(Extracts from a graphics dataset)
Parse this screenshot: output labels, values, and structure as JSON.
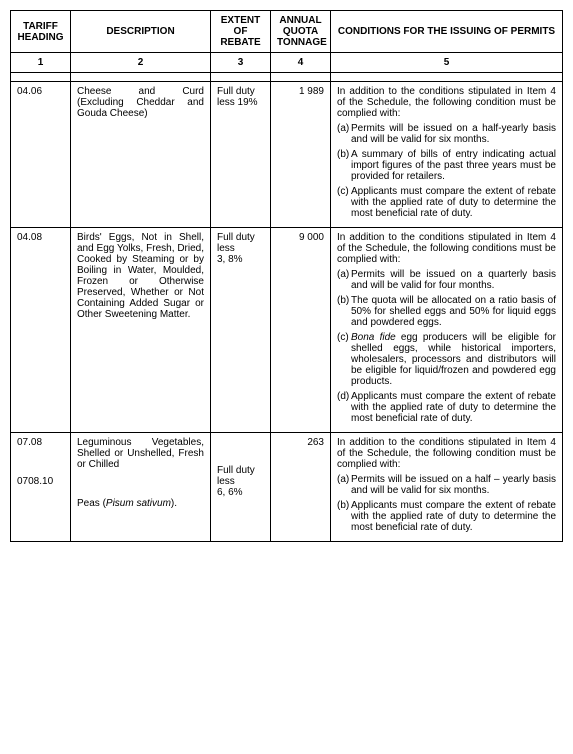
{
  "headers": {
    "tariff": "TARIFF HEADING",
    "description": "DESCRIPTION",
    "extent": "EXTENT OF REBATE",
    "tonnage": "ANNUAL QUOTA TONNAGE",
    "conditions": "CONDITIONS FOR THE ISSUING OF PERMITS"
  },
  "colnums": {
    "c1": "1",
    "c2": "2",
    "c3": "3",
    "c4": "4",
    "c5": "5"
  },
  "rows": [
    {
      "tariff": "04.06",
      "tariff_sub": "",
      "description": "Cheese and Curd (Excluding Cheddar and Gouda Cheese)",
      "description_sub": "",
      "extent": "Full duty less 19%",
      "extent_sub": "",
      "tonnage": "1 989",
      "cond_intro": "In addition to the conditions stipulated in Item 4 of the Schedule, the following condition must be complied with:",
      "items": [
        {
          "m": "(a)",
          "t": "Permits will be issued on a half-yearly basis and will be valid for six months."
        },
        {
          "m": "(b)",
          "t": "A summary of bills of entry indicating actual import figures of the past three years must be provided for retailers."
        },
        {
          "m": "(c)",
          "t": "Applicants must compare the extent of rebate with the applied rate of duty to determine the most beneficial rate of duty."
        }
      ]
    },
    {
      "tariff": "04.08",
      "tariff_sub": "",
      "description": "Birds' Eggs, Not in Shell, and Egg Yolks, Fresh, Dried, Cooked by Steaming or by Boiling in Water, Moulded, Frozen or Otherwise Preserved, Whether or Not Containing Added Sugar or Other Sweetening Matter.",
      "description_sub": "",
      "extent": "Full duty less\n3, 8%",
      "extent_sub": "",
      "tonnage": "9 000",
      "cond_intro": "In addition to the conditions stipulated in Item 4 of the Schedule, the following conditions must be complied with:",
      "items": [
        {
          "m": "(a)",
          "t": "Permits will be issued on a quarterly basis and will be valid for four months."
        },
        {
          "m": "(b)",
          "t": "The quota will be allocated on a ratio basis of 50% for shelled eggs and 50% for liquid eggs and powdered eggs."
        },
        {
          "m": "(c)",
          "t": "Bona fide egg producers will be eligible for shelled eggs, while historical importers, wholesalers, processors and distributors will be eligible for liquid/frozen and powdered egg products.",
          "italic_prefix": "Bona fide"
        },
        {
          "m": "(d)",
          "t": "Applicants must compare the extent of rebate with the applied rate of duty to determine the most beneficial rate of duty."
        }
      ]
    },
    {
      "tariff": "07.08",
      "tariff_sub": "0708.10",
      "description": "Leguminous Vegetables, Shelled or Unshelled, Fresh or Chilled",
      "description_sub": "Peas (Pisum sativum).",
      "description_sub_italic": "Pisum sativum",
      "extent": "",
      "extent_sub": "Full duty less\n6, 6%",
      "tonnage": "263",
      "cond_intro": "In addition to the conditions stipulated in Item 4 of the Schedule, the following condition must be complied with:",
      "items": [
        {
          "m": "(a)",
          "t": "Permits will be issued on a half – yearly basis and will be valid for six months."
        },
        {
          "m": "(b)",
          "t": "Applicants must compare the extent of rebate with the applied rate of duty to determine the most beneficial rate of duty."
        }
      ]
    }
  ]
}
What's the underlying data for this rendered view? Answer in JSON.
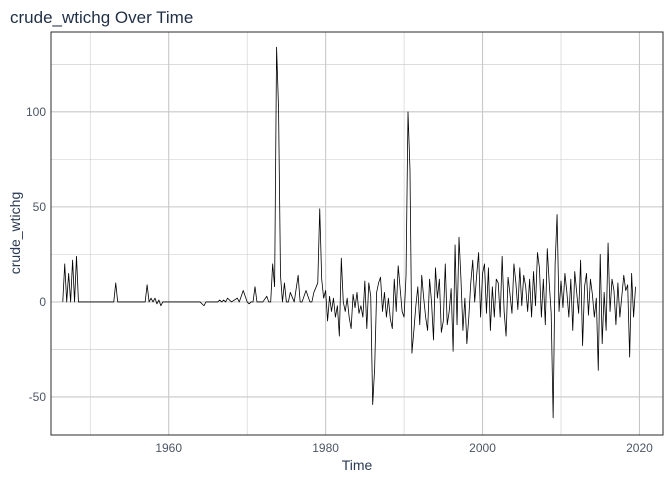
{
  "chart_data": {
    "type": "line",
    "title": "crude_wtichg Over Time",
    "xlabel": "Time",
    "ylabel": "crude_wtichg",
    "xlim": [
      1945,
      2023
    ],
    "ylim": [
      -70,
      142
    ],
    "xticks": [
      1960,
      1980,
      2000,
      2020
    ],
    "yticks": [
      -50,
      0,
      50,
      100
    ],
    "grid": true,
    "legend": "none",
    "colors": {
      "line": "#000000",
      "grid": "#c8c8c8",
      "panel_border": "#2b2b2b",
      "background": "#ffffff"
    },
    "series": [
      {
        "x": [
          1946.5,
          1946.75,
          1947,
          1947.25,
          1947.5,
          1947.75,
          1948,
          1948.25,
          1948.5,
          1948.75,
          1953,
          1953.25,
          1953.5,
          1957,
          1957.25,
          1957.5,
          1957.75,
          1958,
          1958.25,
          1958.5,
          1958.75,
          1959,
          1959.25,
          1959.5,
          1960,
          1964,
          1964.5,
          1964.75,
          1965,
          1966,
          1966.25,
          1966.5,
          1966.75,
          1967,
          1967.25,
          1967.5,
          1968,
          1968.75,
          1969,
          1969.5,
          1970,
          1970.25,
          1970.5,
          1970.75,
          1971,
          1971.25,
          1972,
          1972.5,
          1972.75,
          1973,
          1973.25,
          1973.5,
          1973.75,
          1974,
          1974.25,
          1974.5,
          1974.75,
          1975,
          1975.25,
          1975.5,
          1976,
          1976.5,
          1976.75,
          1977,
          1977.5,
          1978,
          1978.25,
          1978.5,
          1979,
          1979.25,
          1979.5,
          1979.75,
          1980,
          1980.25,
          1980.5,
          1980.75,
          1981,
          1981.25,
          1981.5,
          1981.75,
          1982,
          1982.25,
          1982.5,
          1982.75,
          1983,
          1983.25,
          1983.5,
          1983.75,
          1984,
          1984.25,
          1984.5,
          1984.75,
          1985,
          1985.25,
          1985.5,
          1985.75,
          1986,
          1986.25,
          1986.5,
          1986.75,
          1987,
          1987.25,
          1987.5,
          1987.75,
          1988,
          1988.25,
          1988.5,
          1988.75,
          1989,
          1989.25,
          1989.5,
          1989.75,
          1990,
          1990.25,
          1990.5,
          1990.75,
          1991,
          1991.25,
          1991.5,
          1991.75,
          1992,
          1992.25,
          1992.5,
          1992.75,
          1993,
          1993.25,
          1993.5,
          1993.75,
          1994,
          1994.25,
          1994.5,
          1994.75,
          1995,
          1995.25,
          1995.5,
          1995.75,
          1996,
          1996.25,
          1996.5,
          1996.75,
          1997,
          1997.25,
          1997.5,
          1997.75,
          1998,
          1998.25,
          1998.5,
          1998.75,
          1999,
          1999.25,
          1999.5,
          1999.75,
          2000,
          2000.25,
          2000.5,
          2000.75,
          2001,
          2001.25,
          2001.5,
          2001.75,
          2002,
          2002.25,
          2002.5,
          2002.75,
          2003,
          2003.25,
          2003.5,
          2003.75,
          2004,
          2004.25,
          2004.5,
          2004.75,
          2005,
          2005.25,
          2005.5,
          2005.75,
          2006,
          2006.25,
          2006.5,
          2006.75,
          2007,
          2007.25,
          2007.5,
          2007.75,
          2008,
          2008.25,
          2008.5,
          2008.75,
          2009,
          2009.25,
          2009.5,
          2009.75,
          2010,
          2010.25,
          2010.5,
          2010.75,
          2011,
          2011.25,
          2011.5,
          2011.75,
          2012,
          2012.25,
          2012.5,
          2012.75,
          2013,
          2013.25,
          2013.5,
          2013.75,
          2014,
          2014.25,
          2014.5,
          2014.75,
          2015,
          2015.25,
          2015.5,
          2015.75,
          2016,
          2016.25,
          2016.5,
          2016.75,
          2017,
          2017.25,
          2017.5,
          2017.75,
          2018,
          2018.25,
          2018.5,
          2018.75,
          2019,
          2019.25,
          2019.5
        ],
        "y": [
          0,
          20,
          0,
          15,
          0,
          22,
          0,
          24,
          0,
          0,
          0,
          10,
          0,
          0,
          9,
          0,
          2,
          0,
          2,
          -1,
          1,
          -2,
          0,
          0,
          0,
          0,
          -2,
          0,
          0,
          0,
          0,
          1,
          0,
          1,
          0,
          2,
          0,
          2,
          0,
          6,
          0,
          -1,
          0,
          0,
          8,
          0,
          0,
          3,
          0,
          0,
          20,
          8,
          134,
          102,
          14,
          0,
          10,
          0,
          0,
          5,
          0,
          14,
          0,
          0,
          6,
          0,
          0,
          5,
          10,
          49,
          12,
          2,
          6,
          -10,
          3,
          -5,
          2,
          -8,
          -2,
          -18,
          23,
          0,
          -5,
          2,
          -8,
          -14,
          4,
          -3,
          5,
          -6,
          -2,
          -8,
          11,
          -14,
          10,
          3,
          -54,
          -35,
          5,
          10,
          13,
          -5,
          5,
          -8,
          2,
          -9,
          -14,
          12,
          -5,
          19,
          7,
          -5,
          -8,
          14,
          100,
          70,
          -27,
          -15,
          -2,
          8,
          -12,
          14,
          2,
          -8,
          -15,
          12,
          0,
          -20,
          18,
          2,
          12,
          -16,
          -10,
          20,
          -12,
          -5,
          7,
          -26,
          30,
          -12,
          34,
          12,
          -15,
          2,
          -22,
          -8,
          10,
          22,
          0,
          14,
          26,
          -8,
          15,
          20,
          -6,
          18,
          -15,
          8,
          -8,
          12,
          10,
          -8,
          24,
          -5,
          -18,
          13,
          4,
          -6,
          20,
          10,
          -4,
          18,
          -2,
          14,
          8,
          -5,
          12,
          -8,
          16,
          -2,
          26,
          18,
          -8,
          12,
          -12,
          28,
          10,
          -6,
          -61,
          20,
          46,
          -5,
          11,
          -3,
          15,
          5,
          -8,
          12,
          -15,
          16,
          5,
          -6,
          22,
          -23,
          8,
          15,
          -7,
          12,
          4,
          -8,
          2,
          -36,
          25,
          -22,
          5,
          -15,
          31,
          -5,
          12,
          6,
          -12,
          10,
          -8,
          3,
          14,
          6,
          9,
          -29,
          15,
          -8,
          8
        ]
      }
    ]
  }
}
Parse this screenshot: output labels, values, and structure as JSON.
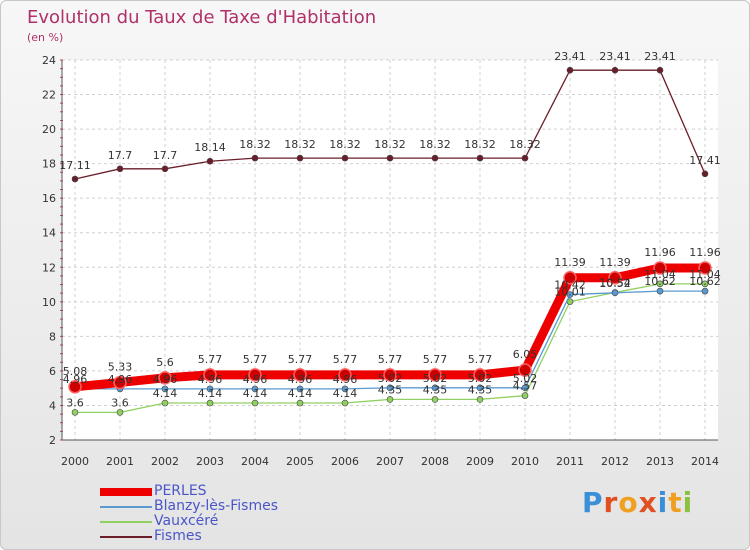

EXERCISE PROMPT: Copy every line from the entries that contains the word "will".

SOLUTION TO THIS PROBLEM:
          "t": "Permits will be issued on a half-yearly basis and will be valid for six months."
          "t": "Permits will be issued on a quarterly basis and will be valid for four months."
          "t": "The quota will be allocated on a ratio basis of 50% for shelled eggs and 50% for liquid eggs and powdered eggs."
          "t": "Bona fide egg producers will be eligible for shelled eggs, while historical importers, wholesalers, processors and distributors will be eligible for liquid/frozen and powdered egg products.",
          "t": "Permits will be issued on a half – yearly basis and will be valid for six months."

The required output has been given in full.